■ **EXERCISE MATERIAL**:
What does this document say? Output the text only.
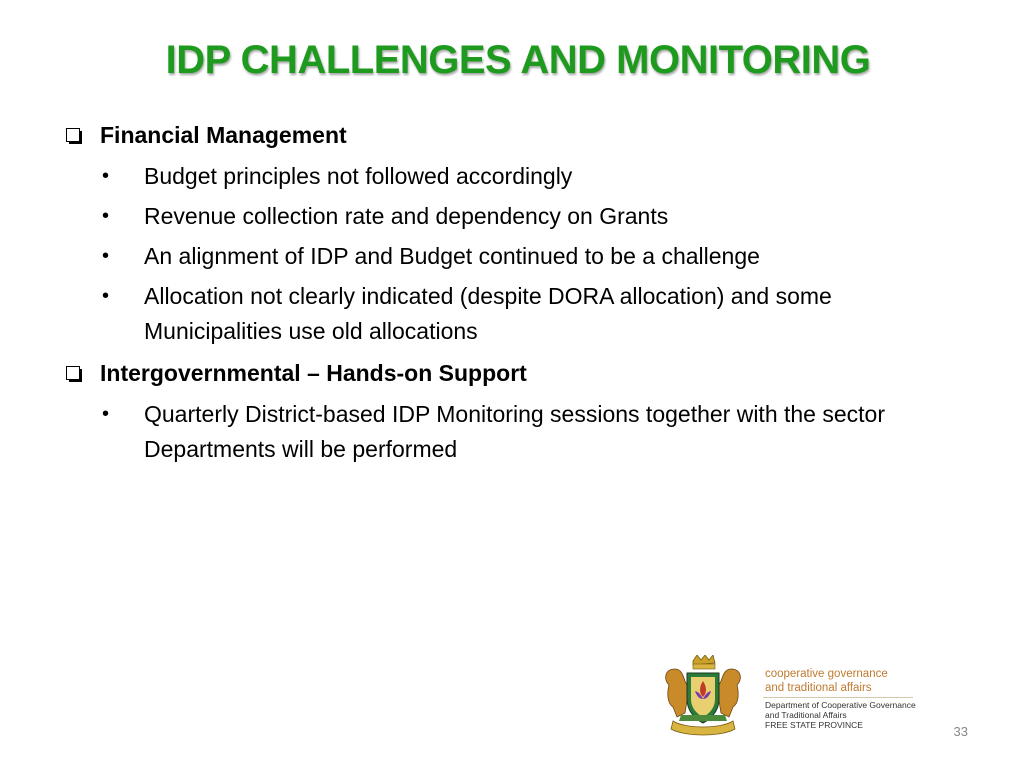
IDP CHALLENGES AND MONITORING
Financial Management
•	Budget principles not followed accordingly
•	Revenue collection rate and dependency on Grants
•	An alignment of IDP and Budget continued to be a challenge
•	Allocation not clearly indicated (despite DORA allocation) and some Municipalities use old allocations
Intergovernmental – Hands-on Support
•	Quarterly District-based IDP Monitoring sessions together with the sector Departments will be performed
cooperative governance
and traditional affairs
Department of Cooperative Governance
and Traditional Affairs
FREE STATE PROVINCE	33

■ **WRITTEN REQUEST**: All records must be output exactly as they are, except for the pictures, which are left out.

■ **SOLUTION TO THE PROBLEM**:
What does this document say? Output the text only.
IDP CHALLENGES AND MONITORING
Financial Management
•	Budget principles not followed accordingly
•	Revenue collection rate and dependency on Grants
•	An alignment of IDP and Budget continued to be a challenge
•	Allocation not clearly indicated (despite DORA allocation) and some Municipalities use old allocations
Intergovernmental – Hands-on Support
•	Quarterly District-based IDP Monitoring sessions together with the sector Departments will be performed
cooperative governance
and traditional affairs
Department of Cooperative Governance
and Traditional Affairs
FREE STATE PROVINCE	33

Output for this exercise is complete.